[start of Data shown]

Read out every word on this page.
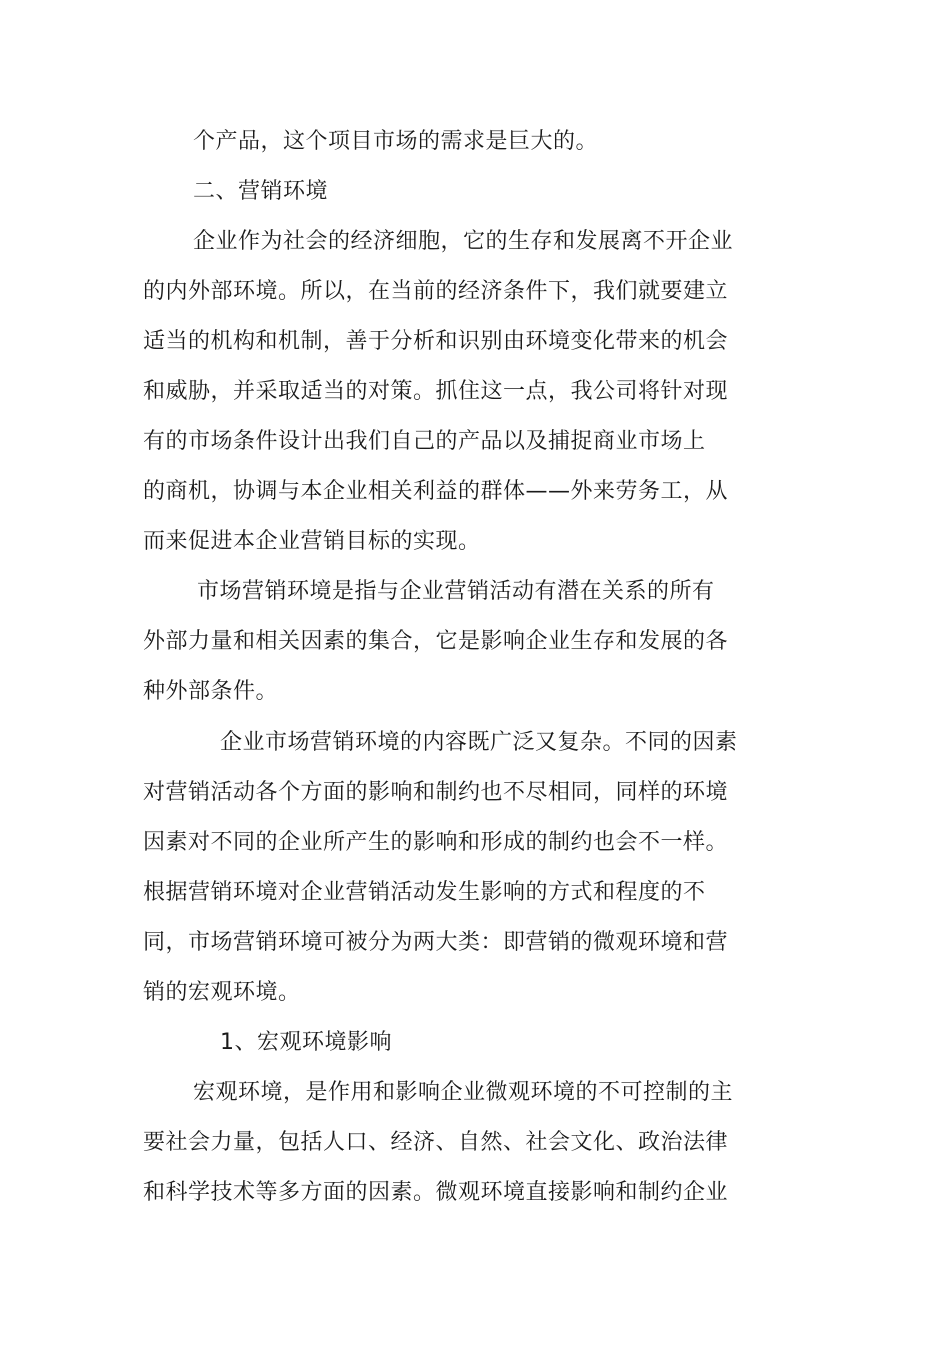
个产品，这个项目市场的需求是巨大的。

二、营销环境

企业作为社会的经济细胞，它的生存和发展离不开企业

的内外部环境。所以，在当前的经济条件下，我们就要建立

适当的机构和机制，善于分析和识别由环境变化带来的机会

和威胁，并采取适当的对策。抓住这一点，我公司将针对现

有的市场条件设计出我们自己的产品以及捕捉商业市场上

的商机，协调与本企业相关利益的群体——外来劳务工，从

而来促进本企业营销目标的实现。

市场营销环境是指与企业营销活动有潜在关系的所有

外部力量和相关因素的集合，它是影响企业生存和发展的各

种外部条件。

企业市场营销环境的内容既广泛又复杂。不同的因素

对营销活动各个方面的影响和制约也不尽相同，同样的环境

因素对不同的企业所产生的影响和形成的制约也会不一样。

根据营销环境对企业营销活动发生影响的方式和程度的不

同，市场营销环境可被分为两大类：即营销的微观环境和营

销的宏观环境。

1、宏观环境影响

宏观环境，是作用和影响企业微观环境的不可控制的主

要社会力量，包括人口、经济、自然、社会文化、政治法律

和科学技术等多方面的因素。微观环境直接影响和制约企业
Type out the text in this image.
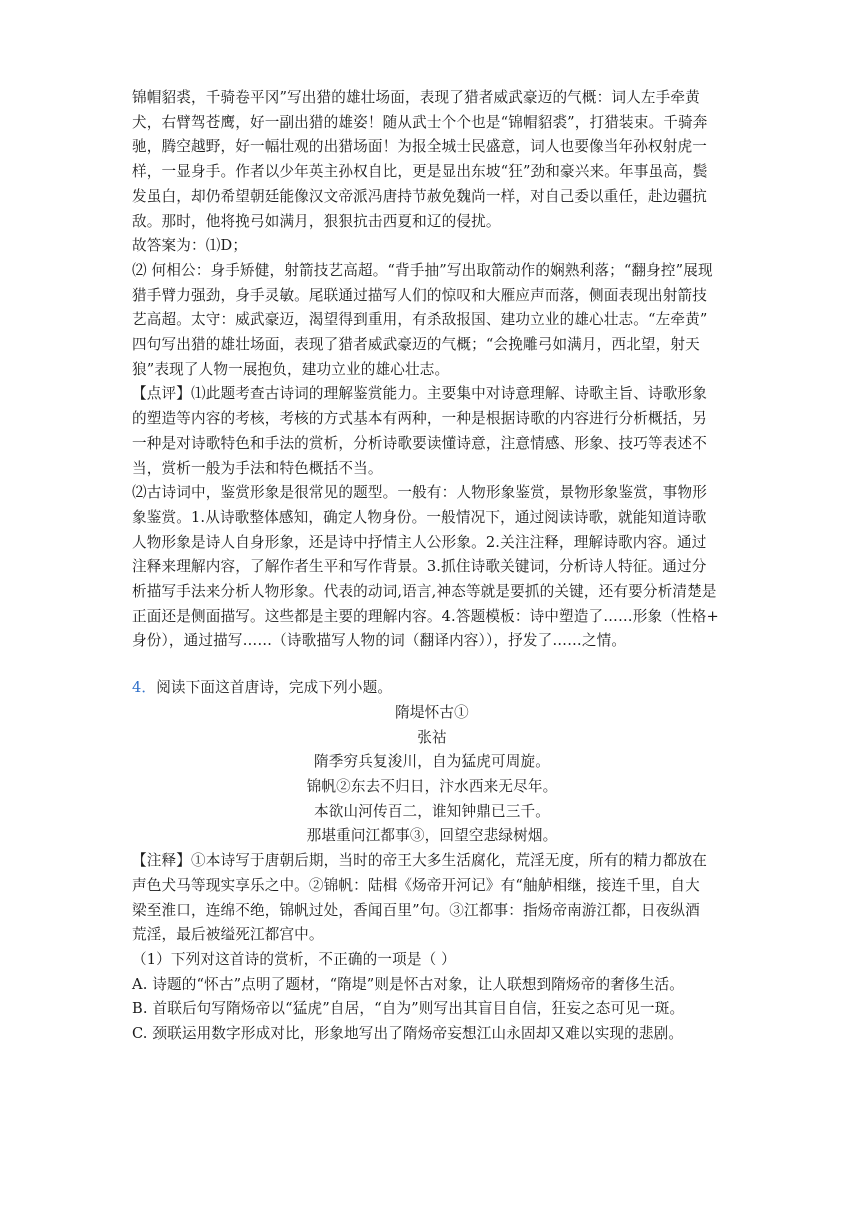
锦帽貂裘，千骑卷平冈”写出猎的雄壮场面，表现了猎者威武豪迈的气概：词人左手牵黄

犬，右臂驾苍鹰，好一副出猎的雄姿！随从武士个个也是“锦帽貂裘”，打猎装束。千骑奔

驰，腾空越野，好一幅壮观的出猎场面！为报全城士民盛意，词人也要像当年孙权射虎一

样，一显身手。作者以少年英主孙权自比，更是显出东坡“狂”劲和豪兴来。年事虽高，鬓

发虽白，却仍希望朝廷能像汉文帝派冯唐持节赦免魏尚一样，对自己委以重任，赴边疆抗

敌。那时，他将挽弓如满月，狠狠抗击西夏和辽的侵扰。

故答案为：⑴D；

⑵ 何相公：身手矫健，射箭技艺高超。“背手抽”写出取箭动作的娴熟利落；“翻身控”展现

猎手臂力强劲，身手灵敏。尾联通过描写人们的惊叹和大雁应声而落，侧面表现出射箭技

艺高超。太守：威武豪迈，渴望得到重用，有杀敌报国、建功立业的雄心壮志。“左牵黄”

四句写出猎的雄壮场面，表现了猎者威武豪迈的气概；“会挽雕弓如满月，西北望，射天

狼”表现了人物一展抱负，建功立业的雄心壮志。

【点评】⑴此题考查古诗词的理解鉴赏能力。主要集中对诗意理解、诗歌主旨、诗歌形象

的塑造等内容的考核，考核的方式基本有两种，一种是根据诗歌的内容进行分析概括，另

一种是对诗歌特色和手法的赏析，分析诗歌要读懂诗意，注意情感、形象、技巧等表述不

当，赏析一般为手法和特色概括不当。

⑵古诗词中，鉴赏形象是很常见的题型。一般有：人物形象鉴赏，景物形象鉴赏，事物形

象鉴赏。1.从诗歌整体感知，确定人物身份。一般情况下，通过阅读诗歌，就能知道诗歌

人物形象是诗人自身形象，还是诗中抒情主人公形象。2.关注注释，理解诗歌内容。通过

注释来理解内容，了解作者生平和写作背景。3.抓住诗歌关键词，分析诗人特征。通过分

析描写手法来分析人物形象。代表的动词,语言,神态等就是要抓的关键，还有要分析清楚是

正面还是侧面描写。这些都是主要的理解内容。4.答题模板：诗中塑造了……形象（性格+

身份），通过描写……（诗歌描写人物的词（翻译内容）），抒发了……之情。

4．阅读下面这首唐诗，完成下列小题。

隋堤怀古①

张祜

隋季穷兵复浚川，自为猛虎可周旋。

锦帆②东去不归日，汴水西来无尽年。

本欲山河传百二，谁知钟鼎已三千。

那堪重问江都事③，回望空悲绿树烟。

【注释】①本诗写于唐朝后期，当时的帝王大多生活腐化，荒淫无度，所有的精力都放在

声色犬马等现实享乐之中。②锦帆：陆楫《炀帝开河记》有“舳舻相继，接连千里，自大

梁至淮口，连绵不绝，锦帆过处，香闻百里”句。③江都事：指炀帝南游江都，日夜纵酒

荒淫，最后被缢死江都宫中。

（1）下列对这首诗的赏析，不正确的一项是（ ）

A. 诗题的“怀古”点明了题材，“隋堤”则是怀古对象，让人联想到隋炀帝的奢侈生活。

B. 首联后句写隋炀帝以“猛虎”自居，“自为”则写出其盲目自信，狂妄之态可见一斑。

C. 颈联运用数字形成对比，形象地写出了隋炀帝妄想江山永固却又难以实现的悲剧。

[end of Data shown]

### Exercise
Print out the whole of the material word for word, without pictures.

### Expected answer
Read out every word on this page.
个产品，这个项目市场的需求是巨大的。

二、营销环境

企业作为社会的经济细胞，它的生存和发展离不开企业

的内外部环境。所以，在当前的经济条件下，我们就要建立

适当的机构和机制，善于分析和识别由环境变化带来的机会

和威胁，并采取适当的对策。抓住这一点，我公司将针对现

有的市场条件设计出我们自己的产品以及捕捉商业市场上

的商机，协调与本企业相关利益的群体——外来劳务工，从

而来促进本企业营销目标的实现。

市场营销环境是指与企业营销活动有潜在关系的所有

外部力量和相关因素的集合，它是影响企业生存和发展的各

种外部条件。

企业市场营销环境的内容既广泛又复杂。不同的因素

对营销活动各个方面的影响和制约也不尽相同，同样的环境

因素对不同的企业所产生的影响和形成的制约也会不一样。

根据营销环境对企业营销活动发生影响的方式和程度的不

同，市场营销环境可被分为两大类：即营销的微观环境和营

销的宏观环境。

1、宏观环境影响

宏观环境，是作用和影响企业微观环境的不可控制的主

要社会力量，包括人口、经济、自然、社会文化、政治法律

和科学技术等多方面的因素。微观环境直接影响和制约企业
Type out the text in this image.
锦帽貂裘，千骑卷平冈”写出猎的雄壮场面，表现了猎者威武豪迈的气概：词人左手牵黄

犬，右臂驾苍鹰，好一副出猎的雄姿！随从武士个个也是“锦帽貂裘”，打猎装束。千骑奔

驰，腾空越野，好一幅壮观的出猎场面！为报全城士民盛意，词人也要像当年孙权射虎一

样，一显身手。作者以少年英主孙权自比，更是显出东坡“狂”劲和豪兴来。年事虽高，鬓

发虽白，却仍希望朝廷能像汉文帝派冯唐持节赦免魏尚一样，对自己委以重任，赴边疆抗

敌。那时，他将挽弓如满月，狠狠抗击西夏和辽的侵扰。

故答案为：⑴D；

⑵ 何相公：身手矫健，射箭技艺高超。“背手抽”写出取箭动作的娴熟利落；“翻身控”展现

猎手臂力强劲，身手灵敏。尾联通过描写人们的惊叹和大雁应声而落，侧面表现出射箭技

艺高超。太守：威武豪迈，渴望得到重用，有杀敌报国、建功立业的雄心壮志。“左牵黄”

四句写出猎的雄壮场面，表现了猎者威武豪迈的气概；“会挽雕弓如满月，西北望，射天

狼”表现了人物一展抱负，建功立业的雄心壮志。

【点评】⑴此题考查古诗词的理解鉴赏能力。主要集中对诗意理解、诗歌主旨、诗歌形象

的塑造等内容的考核，考核的方式基本有两种，一种是根据诗歌的内容进行分析概括，另

一种是对诗歌特色和手法的赏析，分析诗歌要读懂诗意，注意情感、形象、技巧等表述不

当，赏析一般为手法和特色概括不当。

⑵古诗词中，鉴赏形象是很常见的题型。一般有：人物形象鉴赏，景物形象鉴赏，事物形

象鉴赏。1.从诗歌整体感知，确定人物身份。一般情况下，通过阅读诗歌，就能知道诗歌

人物形象是诗人自身形象，还是诗中抒情主人公形象。2.关注注释，理解诗歌内容。通过

注释来理解内容，了解作者生平和写作背景。3.抓住诗歌关键词，分析诗人特征。通过分

析描写手法来分析人物形象。代表的动词,语言,神态等就是要抓的关键，还有要分析清楚是

正面还是侧面描写。这些都是主要的理解内容。4.答题模板：诗中塑造了……形象（性格+

身份），通过描写……（诗歌描写人物的词（翻译内容）），抒发了……之情。

4．阅读下面这首唐诗，完成下列小题。

隋堤怀古①

张祜

隋季穷兵复浚川，自为猛虎可周旋。

锦帆②东去不归日，汴水西来无尽年。

本欲山河传百二，谁知钟鼎已三千。

那堪重问江都事③，回望空悲绿树烟。

【注释】①本诗写于唐朝后期，当时的帝王大多生活腐化，荒淫无度，所有的精力都放在

声色犬马等现实享乐之中。②锦帆：陆楫《炀帝开河记》有“舳舻相继，接连千里，自大

梁至淮口，连绵不绝，锦帆过处，香闻百里”句。③江都事：指炀帝南游江都，日夜纵酒

荒淫，最后被缢死江都宫中。

（1）下列对这首诗的赏析，不正确的一项是（ ）

A. 诗题的“怀古”点明了题材，“隋堤”则是怀古对象，让人联想到隋炀帝的奢侈生活。

B. 首联后句写隋炀帝以“猛虎”自居，“自为”则写出其盲目自信，狂妄之态可见一斑。

C. 颈联运用数字形成对比，形象地写出了隋炀帝妄想江山永固却又难以实现的悲剧。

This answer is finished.